Instruction:
Drop the pictures from the entries below, then reproduce the rest exactly.

------------------------------

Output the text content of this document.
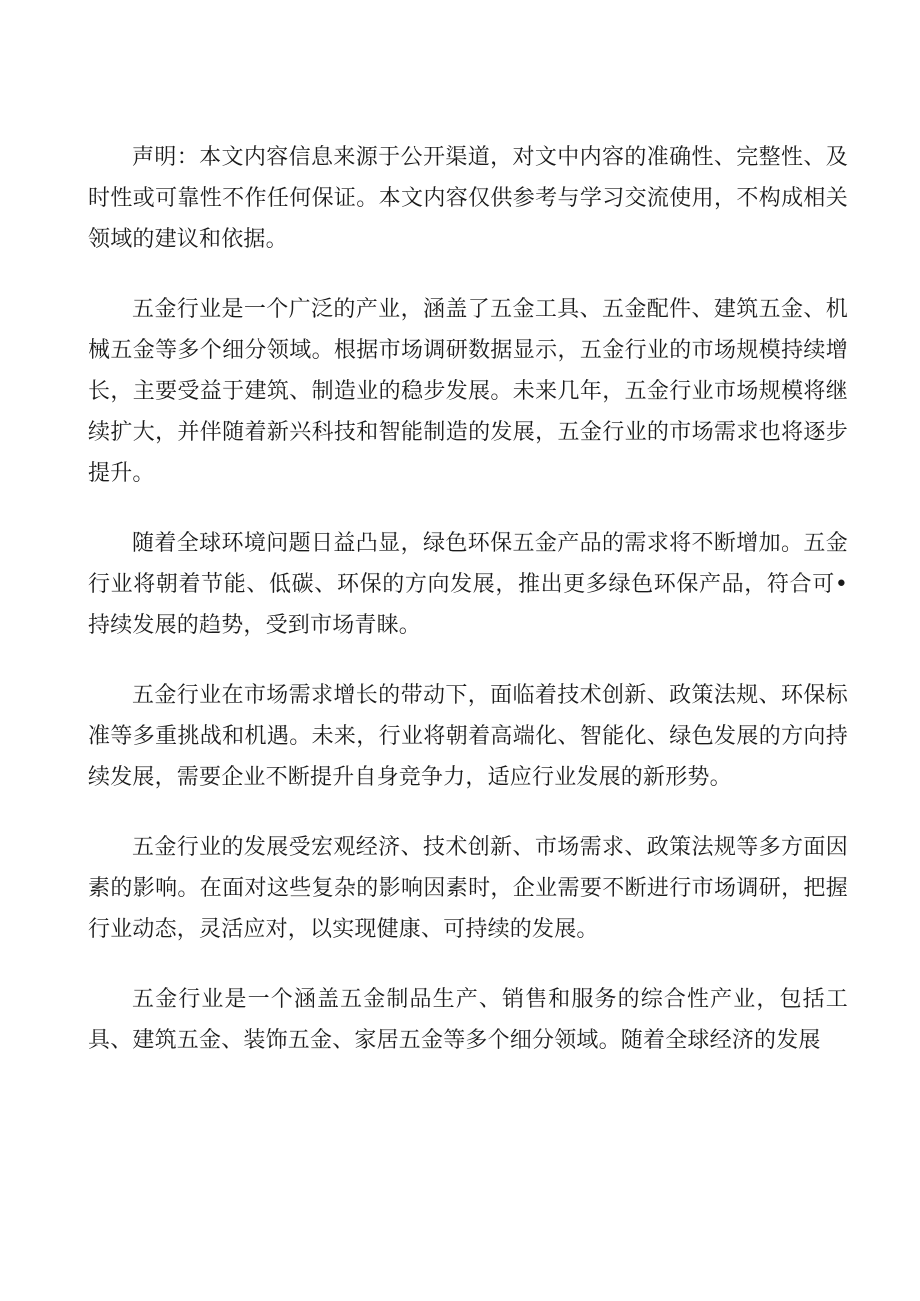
声明：本文内容信息来源于公开渠道，对文中内容的准确性、完整性、及时性或可靠性不作任何保证。本文内容仅供参考与学习交流使用，不构成相关领域的建议和依据。

五金行业是一个广泛的产业，涵盖了五金工具、五金配件、建筑五金、机械五金等多个细分领域。根据市场调研数据显示，五金行业的市场规模持续增长，主要受益于建筑、制造业的稳步发展。未来几年，五金行业市场规模将继续扩大，并伴随着新兴科技和智能制造的发展，五金行业的市场需求也将逐步提升。

随着全球环境问题日益凸显，绿色环保五金产品的需求将不断增加。五金行业将朝着节能、低碳、环保的方向发展，推出更多绿色环保产品，符合可•持续发展的趋势，受到市场青睐。

五金行业在市场需求增长的带动下，面临着技术创新、政策法规、环保标准等多重挑战和机遇。未来，行业将朝着高端化、智能化、绿色发展的方向持续发展，需要企业不断提升自身竞争力，适应行业发展的新形势。

五金行业的发展受宏观经济、技术创新、市场需求、政策法规等多方面因素的影响。在面对这些复杂的影响因素时，企业需要不断进行市场调研，把握行业动态，灵活应对，以实现健康、可持续的发展。

五金行业是一个涵盖五金制品生产、销售和服务的综合性产业，包括工具、建筑五金、装饰五金、家居五金等多个细分领域。随着全球经济的发展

------------------------------

Written solution:
Output the text content of this document.
声明：本文内容信息来源于公开渠道，对文中内容的准确性、完整性、及时性或可靠性不作任何保证。本文内容仅供参考与学习交流使用，不构成相关领域的建议和依据。

五金行业是一个广泛的产业，涵盖了五金工具、五金配件、建筑五金、机械五金等多个细分领域。根据市场调研数据显示，五金行业的市场规模持续增长，主要受益于建筑、制造业的稳步发展。未来几年，五金行业市场规模将继续扩大，并伴随着新兴科技和智能制造的发展，五金行业的市场需求也将逐步提升。

随着全球环境问题日益凸显，绿色环保五金产品的需求将不断增加。五金行业将朝着节能、低碳、环保的方向发展，推出更多绿色环保产品，符合可•持续发展的趋势，受到市场青睐。

五金行业在市场需求增长的带动下，面临着技术创新、政策法规、环保标准等多重挑战和机遇。未来，行业将朝着高端化、智能化、绿色发展的方向持续发展，需要企业不断提升自身竞争力，适应行业发展的新形势。

五金行业的发展受宏观经济、技术创新、市场需求、政策法规等多方面因素的影响。在面对这些复杂的影响因素时，企业需要不断进行市场调研，把握行业动态，灵活应对，以实现健康、可持续的发展。

五金行业是一个涵盖五金制品生产、销售和服务的综合性产业，包括工具、建筑五金、装饰五金、家居五金等多个细分领域。随着全球经济的发展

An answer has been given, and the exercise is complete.